***** Supplied material
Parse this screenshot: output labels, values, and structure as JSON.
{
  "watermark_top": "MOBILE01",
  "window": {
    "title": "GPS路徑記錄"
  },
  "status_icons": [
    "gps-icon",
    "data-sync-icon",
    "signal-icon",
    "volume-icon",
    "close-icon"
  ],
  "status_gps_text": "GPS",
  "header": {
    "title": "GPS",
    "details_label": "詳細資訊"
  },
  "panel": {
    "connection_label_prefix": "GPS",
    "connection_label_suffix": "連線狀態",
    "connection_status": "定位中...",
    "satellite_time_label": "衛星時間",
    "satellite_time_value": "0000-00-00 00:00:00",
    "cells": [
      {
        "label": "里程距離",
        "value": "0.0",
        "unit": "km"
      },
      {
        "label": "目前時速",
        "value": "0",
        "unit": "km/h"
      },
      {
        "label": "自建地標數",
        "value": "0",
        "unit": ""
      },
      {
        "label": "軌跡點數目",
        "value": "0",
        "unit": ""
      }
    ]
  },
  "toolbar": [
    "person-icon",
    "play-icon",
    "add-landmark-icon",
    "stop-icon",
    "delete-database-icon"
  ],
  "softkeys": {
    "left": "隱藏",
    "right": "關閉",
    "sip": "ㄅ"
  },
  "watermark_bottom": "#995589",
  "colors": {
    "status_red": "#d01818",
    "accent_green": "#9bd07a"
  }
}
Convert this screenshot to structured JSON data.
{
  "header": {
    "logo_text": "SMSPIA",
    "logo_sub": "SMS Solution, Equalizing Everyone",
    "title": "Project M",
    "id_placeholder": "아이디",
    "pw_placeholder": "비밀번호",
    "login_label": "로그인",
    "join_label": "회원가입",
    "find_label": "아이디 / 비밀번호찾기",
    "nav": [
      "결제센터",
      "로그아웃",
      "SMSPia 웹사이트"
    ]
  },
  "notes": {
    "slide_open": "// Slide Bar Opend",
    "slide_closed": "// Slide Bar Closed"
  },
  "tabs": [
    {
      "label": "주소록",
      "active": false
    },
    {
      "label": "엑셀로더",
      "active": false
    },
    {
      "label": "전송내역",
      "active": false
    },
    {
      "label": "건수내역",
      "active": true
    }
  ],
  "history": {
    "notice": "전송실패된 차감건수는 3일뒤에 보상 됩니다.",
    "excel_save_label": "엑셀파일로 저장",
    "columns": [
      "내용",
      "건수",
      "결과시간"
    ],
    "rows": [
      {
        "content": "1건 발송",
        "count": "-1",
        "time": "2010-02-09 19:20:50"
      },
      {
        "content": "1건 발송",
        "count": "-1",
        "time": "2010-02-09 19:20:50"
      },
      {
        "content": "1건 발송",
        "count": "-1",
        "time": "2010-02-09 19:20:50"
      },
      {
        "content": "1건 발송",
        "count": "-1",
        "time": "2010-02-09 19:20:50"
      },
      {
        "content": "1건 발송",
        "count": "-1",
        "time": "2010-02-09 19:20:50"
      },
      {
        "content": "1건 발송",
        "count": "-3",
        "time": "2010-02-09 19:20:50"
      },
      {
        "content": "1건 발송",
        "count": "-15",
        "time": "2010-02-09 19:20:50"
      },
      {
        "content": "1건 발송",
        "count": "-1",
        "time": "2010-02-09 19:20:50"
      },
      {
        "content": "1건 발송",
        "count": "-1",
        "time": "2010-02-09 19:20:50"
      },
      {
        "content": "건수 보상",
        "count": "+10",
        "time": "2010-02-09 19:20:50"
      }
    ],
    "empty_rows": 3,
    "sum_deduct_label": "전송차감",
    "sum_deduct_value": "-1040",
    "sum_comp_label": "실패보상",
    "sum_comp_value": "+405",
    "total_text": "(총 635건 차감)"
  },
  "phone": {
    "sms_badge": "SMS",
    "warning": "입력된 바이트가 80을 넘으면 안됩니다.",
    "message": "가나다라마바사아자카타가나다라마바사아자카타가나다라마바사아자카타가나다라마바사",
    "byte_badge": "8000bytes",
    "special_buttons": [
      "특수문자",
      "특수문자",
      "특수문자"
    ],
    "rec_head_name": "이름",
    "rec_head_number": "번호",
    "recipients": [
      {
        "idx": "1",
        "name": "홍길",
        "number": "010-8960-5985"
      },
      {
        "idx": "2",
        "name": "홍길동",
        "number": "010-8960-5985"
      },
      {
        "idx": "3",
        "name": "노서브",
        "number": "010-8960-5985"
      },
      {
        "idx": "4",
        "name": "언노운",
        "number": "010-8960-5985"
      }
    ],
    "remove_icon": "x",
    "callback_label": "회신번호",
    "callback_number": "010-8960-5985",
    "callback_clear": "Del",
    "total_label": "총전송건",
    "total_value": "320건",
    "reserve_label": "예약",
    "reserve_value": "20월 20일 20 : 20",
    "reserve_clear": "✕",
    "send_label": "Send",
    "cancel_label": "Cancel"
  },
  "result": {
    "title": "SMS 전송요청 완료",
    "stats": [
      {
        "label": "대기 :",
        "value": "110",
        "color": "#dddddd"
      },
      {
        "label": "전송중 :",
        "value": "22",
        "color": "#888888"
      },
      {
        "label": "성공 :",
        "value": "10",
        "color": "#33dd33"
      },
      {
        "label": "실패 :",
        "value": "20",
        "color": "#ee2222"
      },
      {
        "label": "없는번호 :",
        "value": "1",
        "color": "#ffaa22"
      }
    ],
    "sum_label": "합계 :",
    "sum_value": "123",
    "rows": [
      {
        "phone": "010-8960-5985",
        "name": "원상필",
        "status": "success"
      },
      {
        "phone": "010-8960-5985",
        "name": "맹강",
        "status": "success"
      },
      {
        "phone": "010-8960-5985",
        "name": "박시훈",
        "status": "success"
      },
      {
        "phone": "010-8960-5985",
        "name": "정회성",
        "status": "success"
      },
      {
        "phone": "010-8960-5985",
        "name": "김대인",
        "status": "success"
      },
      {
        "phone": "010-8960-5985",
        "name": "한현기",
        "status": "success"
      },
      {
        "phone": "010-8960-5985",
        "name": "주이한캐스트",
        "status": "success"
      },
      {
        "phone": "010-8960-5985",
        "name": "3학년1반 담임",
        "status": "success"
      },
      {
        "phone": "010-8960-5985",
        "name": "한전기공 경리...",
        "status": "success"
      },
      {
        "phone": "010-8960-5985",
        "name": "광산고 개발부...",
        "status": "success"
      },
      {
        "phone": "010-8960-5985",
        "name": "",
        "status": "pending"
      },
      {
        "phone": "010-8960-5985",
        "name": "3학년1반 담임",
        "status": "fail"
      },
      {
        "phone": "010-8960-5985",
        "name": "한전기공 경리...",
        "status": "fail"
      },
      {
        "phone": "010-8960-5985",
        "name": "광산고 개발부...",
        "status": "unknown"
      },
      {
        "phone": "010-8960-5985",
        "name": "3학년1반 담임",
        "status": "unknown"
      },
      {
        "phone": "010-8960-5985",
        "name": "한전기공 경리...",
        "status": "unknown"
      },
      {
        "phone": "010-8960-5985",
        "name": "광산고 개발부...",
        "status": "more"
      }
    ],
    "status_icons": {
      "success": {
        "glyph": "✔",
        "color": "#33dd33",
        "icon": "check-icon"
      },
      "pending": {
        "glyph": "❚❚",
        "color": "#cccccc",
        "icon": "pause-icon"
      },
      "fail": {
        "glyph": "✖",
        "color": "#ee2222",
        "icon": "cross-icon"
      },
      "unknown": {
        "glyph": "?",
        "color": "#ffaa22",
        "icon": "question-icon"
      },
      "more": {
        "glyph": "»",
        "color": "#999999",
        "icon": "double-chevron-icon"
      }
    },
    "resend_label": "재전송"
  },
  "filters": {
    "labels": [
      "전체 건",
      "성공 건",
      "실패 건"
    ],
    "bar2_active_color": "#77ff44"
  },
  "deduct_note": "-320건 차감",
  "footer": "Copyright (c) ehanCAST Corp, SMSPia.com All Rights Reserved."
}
**********
§ **Exercise prompt**
Produce a verbatim transcription of the entries above.

§ **Answer to this task**
Parse this screenshot: output labels, values, and structure as JSON.
{
  "watermark_top": "MOBILE01",
  "window": {
    "title": "GPS路徑記錄"
  },
  "status_icons": [
    "gps-icon",
    "data-sync-icon",
    "signal-icon",
    "volume-icon",
    "close-icon"
  ],
  "status_gps_text": "GPS",
  "header": {
    "title": "GPS",
    "details_label": "詳細資訊"
  },
  "panel": {
    "connection_label_prefix": "GPS",
    "connection_label_suffix": "連線狀態",
    "connection_status": "定位中...",
    "satellite_time_label": "衛星時間",
    "satellite_time_value": "0000-00-00 00:00:00",
    "cells": [
      {
        "label": "里程距離",
        "value": "0.0",
        "unit": "km"
      },
      {
        "label": "目前時速",
        "value": "0",
        "unit": "km/h"
      },
      {
        "label": "自建地標數",
        "value": "0",
        "unit": ""
      },
      {
        "label": "軌跡點數目",
        "value": "0",
        "unit": ""
      }
    ]
  },
  "toolbar": [
    "person-icon",
    "play-icon",
    "add-landmark-icon",
    "stop-icon",
    "delete-database-icon"
  ],
  "softkeys": {
    "left": "隱藏",
    "right": "關閉",
    "sip": "ㄅ"
  },
  "watermark_bottom": "#995589",
  "colors": {
    "status_red": "#d01818",
    "accent_green": "#9bd07a"
  }
}
Convert this screenshot to structured JSON data.
{
  "header": {
    "logo_text": "SMSPIA",
    "logo_sub": "SMS Solution, Equalizing Everyone",
    "title": "Project M",
    "id_placeholder": "아이디",
    "pw_placeholder": "비밀번호",
    "login_label": "로그인",
    "join_label": "회원가입",
    "find_label": "아이디 / 비밀번호찾기",
    "nav": [
      "결제센터",
      "로그아웃",
      "SMSPia 웹사이트"
    ]
  },
  "notes": {
    "slide_open": "// Slide Bar Opend",
    "slide_closed": "// Slide Bar Closed"
  },
  "tabs": [
    {
      "label": "주소록",
      "active": false
    },
    {
      "label": "엑셀로더",
      "active": false
    },
    {
      "label": "전송내역",
      "active": false
    },
    {
      "label": "건수내역",
      "active": true
    }
  ],
  "history": {
    "notice": "전송실패된 차감건수는 3일뒤에 보상 됩니다.",
    "excel_save_label": "엑셀파일로 저장",
    "columns": [
      "내용",
      "건수",
      "결과시간"
    ],
    "rows": [
      {
        "content": "1건 발송",
        "count": "-1",
        "time": "2010-02-09 19:20:50"
      },
      {
        "content": "1건 발송",
        "count": "-1",
        "time": "2010-02-09 19:20:50"
      },
      {
        "content": "1건 발송",
        "count": "-1",
        "time": "2010-02-09 19:20:50"
      },
      {
        "content": "1건 발송",
        "count": "-1",
        "time": "2010-02-09 19:20:50"
      },
      {
        "content": "1건 발송",
        "count": "-1",
        "time": "2010-02-09 19:20:50"
      },
      {
        "content": "1건 발송",
        "count": "-3",
        "time": "2010-02-09 19:20:50"
      },
      {
        "content": "1건 발송",
        "count": "-15",
        "time": "2010-02-09 19:20:50"
      },
      {
        "content": "1건 발송",
        "count": "-1",
        "time": "2010-02-09 19:20:50"
      },
      {
        "content": "1건 발송",
        "count": "-1",
        "time": "2010-02-09 19:20:50"
      },
      {
        "content": "건수 보상",
        "count": "+10",
        "time": "2010-02-09 19:20:50"
      }
    ],
    "empty_rows": 3,
    "sum_deduct_label": "전송차감",
    "sum_deduct_value": "-1040",
    "sum_comp_label": "실패보상",
    "sum_comp_value": "+405",
    "total_text": "(총 635건 차감)"
  },
  "phone": {
    "sms_badge": "SMS",
    "warning": "입력된 바이트가 80을 넘으면 안됩니다.",
    "message": "가나다라마바사아자카타가나다라마바사아자카타가나다라마바사아자카타가나다라마바사",
    "byte_badge": "8000bytes",
    "special_buttons": [
      "특수문자",
      "특수문자",
      "특수문자"
    ],
    "rec_head_name": "이름",
    "rec_head_number": "번호",
    "recipients": [
      {
        "idx": "1",
        "name": "홍길",
        "number": "010-8960-5985"
      },
      {
        "idx": "2",
        "name": "홍길동",
        "number": "010-8960-5985"
      },
      {
        "idx": "3",
        "name": "노서브",
        "number": "010-8960-5985"
      },
      {
        "idx": "4",
        "name": "언노운",
        "number": "010-8960-5985"
      }
    ],
    "remove_icon": "x",
    "callback_label": "회신번호",
    "callback_number": "010-8960-5985",
    "callback_clear": "Del",
    "total_label": "총전송건",
    "total_value": "320건",
    "reserve_label": "예약",
    "reserve_value": "20월 20일 20 : 20",
    "reserve_clear": "✕",
    "send_label": "Send",
    "cancel_label": "Cancel"
  },
  "result": {
    "title": "SMS 전송요청 완료",
    "stats": [
      {
        "label": "대기 :",
        "value": "110",
        "color": "#dddddd"
      },
      {
        "label": "전송중 :",
        "value": "22",
        "color": "#888888"
      },
      {
        "label": "성공 :",
        "value": "10",
        "color": "#33dd33"
      },
      {
        "label": "실패 :",
        "value": "20",
        "color": "#ee2222"
      },
      {
        "label": "없는번호 :",
        "value": "1",
        "color": "#ffaa22"
      }
    ],
    "sum_label": "합계 :",
    "sum_value": "123",
    "rows": [
      {
        "phone": "010-8960-5985",
        "name": "원상필",
        "status": "success"
      },
      {
        "phone": "010-8960-5985",
        "name": "맹강",
        "status": "success"
      },
      {
        "phone": "010-8960-5985",
        "name": "박시훈",
        "status": "success"
      },
      {
        "phone": "010-8960-5985",
        "name": "정회성",
        "status": "success"
      },
      {
        "phone": "010-8960-5985",
        "name": "김대인",
        "status": "success"
      },
      {
        "phone": "010-8960-5985",
        "name": "한현기",
        "status": "success"
      },
      {
        "phone": "010-8960-5985",
        "name": "주이한캐스트",
        "status": "success"
      },
      {
        "phone": "010-8960-5985",
        "name": "3학년1반 담임",
        "status": "success"
      },
      {
        "phone": "010-8960-5985",
        "name": "한전기공 경리...",
        "status": "success"
      },
      {
        "phone": "010-8960-5985",
        "name": "광산고 개발부...",
        "status": "success"
      },
      {
        "phone": "010-8960-5985",
        "name": "",
        "status": "pending"
      },
      {
        "phone": "010-8960-5985",
        "name": "3학년1반 담임",
        "status": "fail"
      },
      {
        "phone": "010-8960-5985",
        "name": "한전기공 경리...",
        "status": "fail"
      },
      {
        "phone": "010-8960-5985",
        "name": "광산고 개발부...",
        "status": "unknown"
      },
      {
        "phone": "010-8960-5985",
        "name": "3학년1반 담임",
        "status": "unknown"
      },
      {
        "phone": "010-8960-5985",
        "name": "한전기공 경리...",
        "status": "unknown"
      },
      {
        "phone": "010-8960-5985",
        "name": "광산고 개발부...",
        "status": "more"
      }
    ],
    "status_icons": {
      "success": {
        "glyph": "✔",
        "color": "#33dd33",
        "icon": "check-icon"
      },
      "pending": {
        "glyph": "❚❚",
        "color": "#cccccc",
        "icon": "pause-icon"
      },
      "fail": {
        "glyph": "✖",
        "color": "#ee2222",
        "icon": "cross-icon"
      },
      "unknown": {
        "glyph": "?",
        "color": "#ffaa22",
        "icon": "question-icon"
      },
      "more": {
        "glyph": "»",
        "color": "#999999",
        "icon": "double-chevron-icon"
      }
    },
    "resend_label": "재전송"
  },
  "filters": {
    "labels": [
      "전체 건",
      "성공 건",
      "실패 건"
    ],
    "bar2_active_color": "#77ff44"
  },
  "deduct_note": "-320건 차감",
  "footer": "Copyright (c) ehanCAST Corp, SMSPia.com All Rights Reserved."
}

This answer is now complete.